-------- Provided records

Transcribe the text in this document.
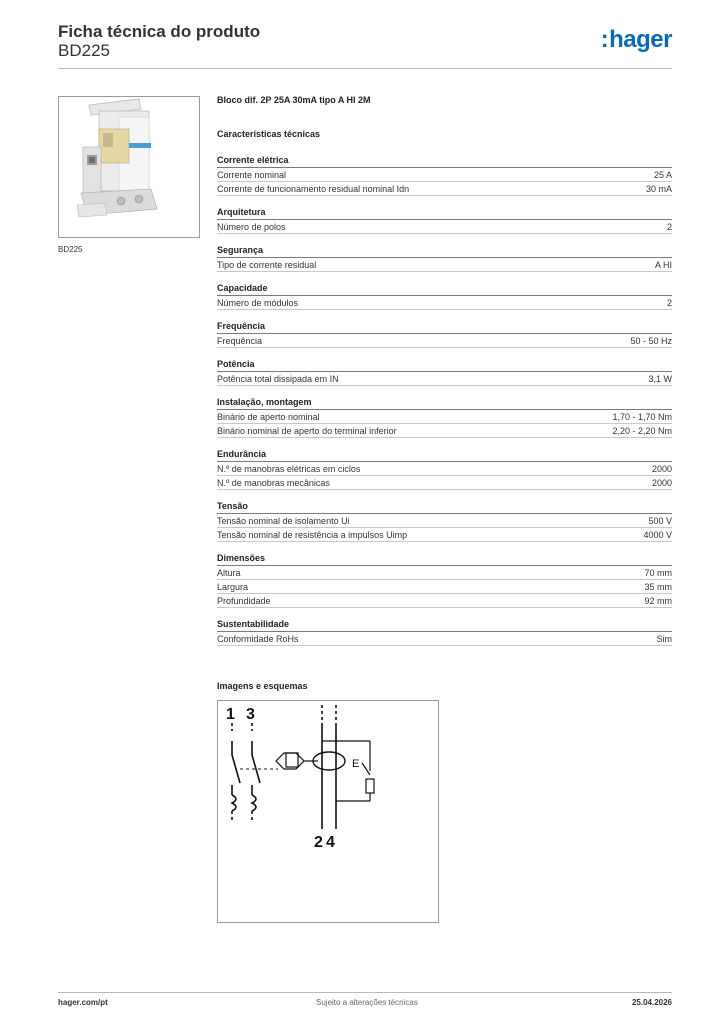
Ficha técnica do produto
BD225	:hager
BD225
Bloco dif. 2P 25A 30mA tipo A HI 2M
Características técnicas
Corrente elétrica
Corrente nominal	25 A
Corrente de funcionamento residual nominal Idn	30 mA
Arquitetura
Número de polos	2
Segurança
Tipo de corrente residual	A HI
Capacidade
Número de módulos	2
Frequência
Frequência	50 - 50 Hz
Potência
Potência total dissipada em IN	3,1 W
Instalação, montagem
Binário de aperto nominal	1,70 - 1,70 Nm
Binário nominal de aperto do terminal inferior	2,20 - 2,20 Nm
Endurância
N.º de manobras elétricas em ciclos	2000
N.º de manobras mecânicas	2000
Tensão
Tensão nominal de isolamento Ui	500 V
Tensão nominal de resistência a impulsos Uimp	4000 V
Dimensões
Altura	70 mm
Largura	35 mm
Profundidade	92 mm
Sustentabilidade
Conformidade RoHs	Sim
Imagens e esquemas
1 3
2 4
E
hager.com/pt	Sujeito a alterações técnicas	25.04.2026
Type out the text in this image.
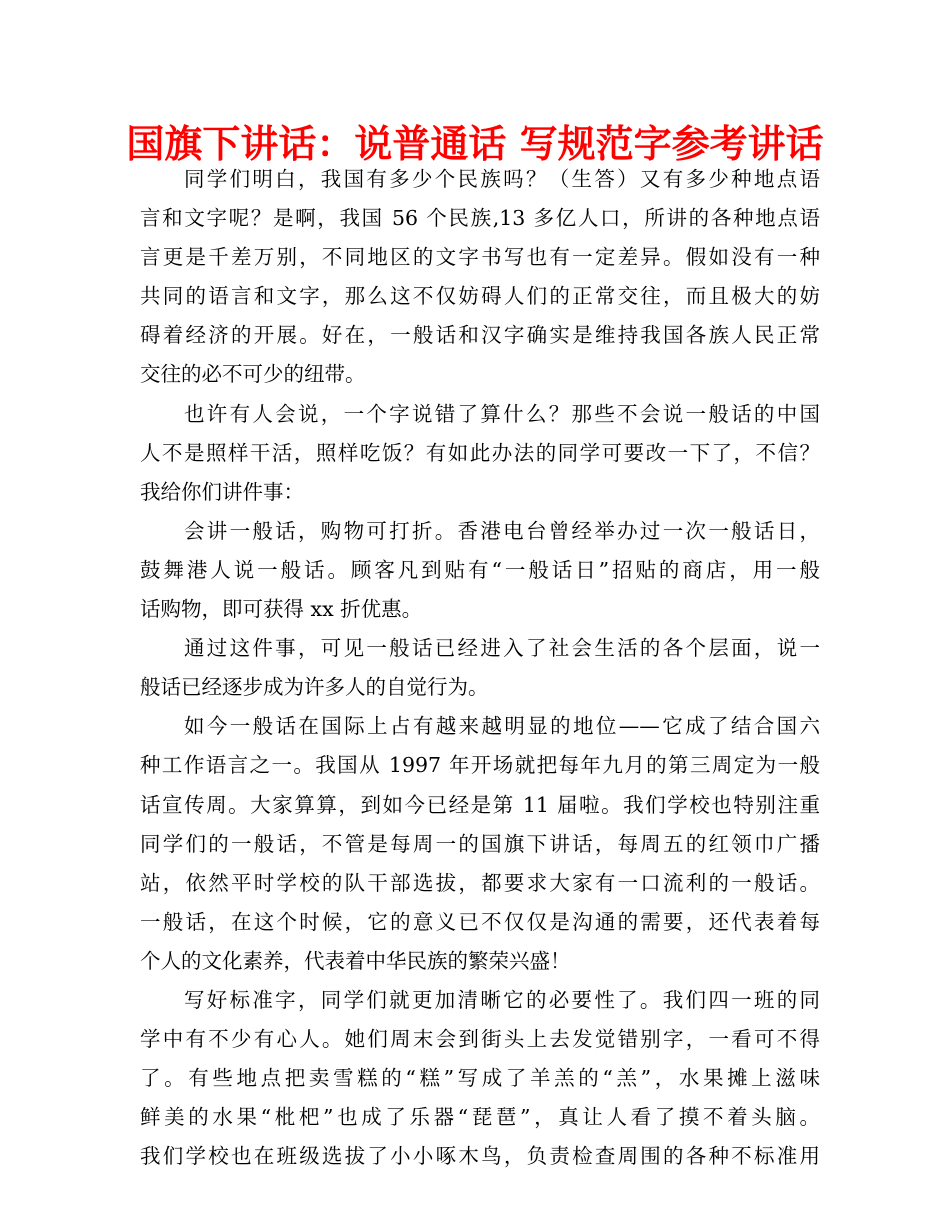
国旗下讲话：说普通话 写规范字参考讲话
同学们明白，我国有多少个民族吗？（生答）又有多少种地点语
言和文字呢？是啊，我国 56 个民族,13 多亿人口，所讲的各种地点语
言更是千差万别，不同地区的文字书写也有一定差异。假如没有一种
共同的语言和文字，那么这不仅妨碍人们的正常交往，而且极大的妨
碍着经济的开展。好在，一般话和汉字确实是维持我国各族人民正常
交往的必不可少的纽带。
也许有人会说，一个字说错了算什么？那些不会说一般话的中国
人不是照样干活，照样吃饭？有如此办法的同学可要改一下了，不信？
我给你们讲件事：
会讲一般话，购物可打折。香港电台曾经举办过一次一般话日，
鼓舞港人说一般话。顾客凡到贴有“一般话日”招贴的商店，用一般
话购物，即可获得 xx 折优惠。
通过这件事，可见一般话已经进入了社会生活的各个层面，说一
般话已经逐步成为许多人的自觉行为。
如今一般话在国际上占有越来越明显的地位——它成了结合国六
种工作语言之一。我国从 1997 年开场就把每年九月的第三周定为一般
话宣传周。大家算算，到如今已经是第 11 届啦。我们学校也特别注重
同学们的一般话，不管是每周一的国旗下讲话，每周五的红领巾广播
站，依然平时学校的队干部选拔，都要求大家有一口流利的一般话。
一般话，在这个时候，它的意义已不仅仅是沟通的需要，还代表着每
个人的文化素养，代表着中华民族的繁荣兴盛！
写好标准字，同学们就更加清晰它的必要性了。我们四一班的同
学中有不少有心人。她们周末会到街头上去发觉错别字，一看可不得
了。有些地点把卖雪糕的“糕”写成了羊羔的“羔”，水果摊上滋味
鲜美的水果“枇杷”也成了乐器“琵琶”，真让人看了摸不着头脑。
我们学校也在班级选拔了小小啄木鸟，负责检查周围的各种不标准用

----------------

## Direction
Each record must be quoted in full and exactly. Do not include the pictures.

## Finished exercise
Transcribe the text in this document.
Ficha técnica do produto
BD225	:hager
BD225
Bloco dif. 2P 25A 30mA tipo A HI 2M
Características técnicas
Corrente elétrica
Corrente nominal	25 A
Corrente de funcionamento residual nominal Idn	30 mA
Arquitetura
Número de polos	2
Segurança
Tipo de corrente residual	A HI
Capacidade
Número de módulos	2
Frequência
Frequência	50 - 50 Hz
Potência
Potência total dissipada em IN	3,1 W
Instalação, montagem
Binário de aperto nominal	1,70 - 1,70 Nm
Binário nominal de aperto do terminal inferior	2,20 - 2,20 Nm
Endurância
N.º de manobras elétricas em ciclos	2000
N.º de manobras mecânicas	2000
Tensão
Tensão nominal de isolamento Ui	500 V
Tensão nominal de resistência a impulsos Uimp	4000 V
Dimensões
Altura	70 mm
Largura	35 mm
Profundidade	92 mm
Sustentabilidade
Conformidade RoHs	Sim
Imagens e esquemas
1 3
2 4
E
hager.com/pt	Sujeito a alterações técnicas	25.04.2026
Type out the text in this image.
国旗下讲话：说普通话 写规范字参考讲话
同学们明白，我国有多少个民族吗？（生答）又有多少种地点语
言和文字呢？是啊，我国 56 个民族,13 多亿人口，所讲的各种地点语
言更是千差万别，不同地区的文字书写也有一定差异。假如没有一种
共同的语言和文字，那么这不仅妨碍人们的正常交往，而且极大的妨
碍着经济的开展。好在，一般话和汉字确实是维持我国各族人民正常
交往的必不可少的纽带。
也许有人会说，一个字说错了算什么？那些不会说一般话的中国
人不是照样干活，照样吃饭？有如此办法的同学可要改一下了，不信？
我给你们讲件事：
会讲一般话，购物可打折。香港电台曾经举办过一次一般话日，
鼓舞港人说一般话。顾客凡到贴有“一般话日”招贴的商店，用一般
话购物，即可获得 xx 折优惠。
通过这件事，可见一般话已经进入了社会生活的各个层面，说一
般话已经逐步成为许多人的自觉行为。
如今一般话在国际上占有越来越明显的地位——它成了结合国六
种工作语言之一。我国从 1997 年开场就把每年九月的第三周定为一般
话宣传周。大家算算，到如今已经是第 11 届啦。我们学校也特别注重
同学们的一般话，不管是每周一的国旗下讲话，每周五的红领巾广播
站，依然平时学校的队干部选拔，都要求大家有一口流利的一般话。
一般话，在这个时候，它的意义已不仅仅是沟通的需要，还代表着每
个人的文化素养，代表着中华民族的繁荣兴盛！
写好标准字，同学们就更加清晰它的必要性了。我们四一班的同
学中有不少有心人。她们周末会到街头上去发觉错别字，一看可不得
了。有些地点把卖雪糕的“糕”写成了羊羔的“羔”，水果摊上滋味
鲜美的水果“枇杷”也成了乐器“琵琶”，真让人看了摸不着头脑。
我们学校也在班级选拔了小小啄木鸟，负责检查周围的各种不标准用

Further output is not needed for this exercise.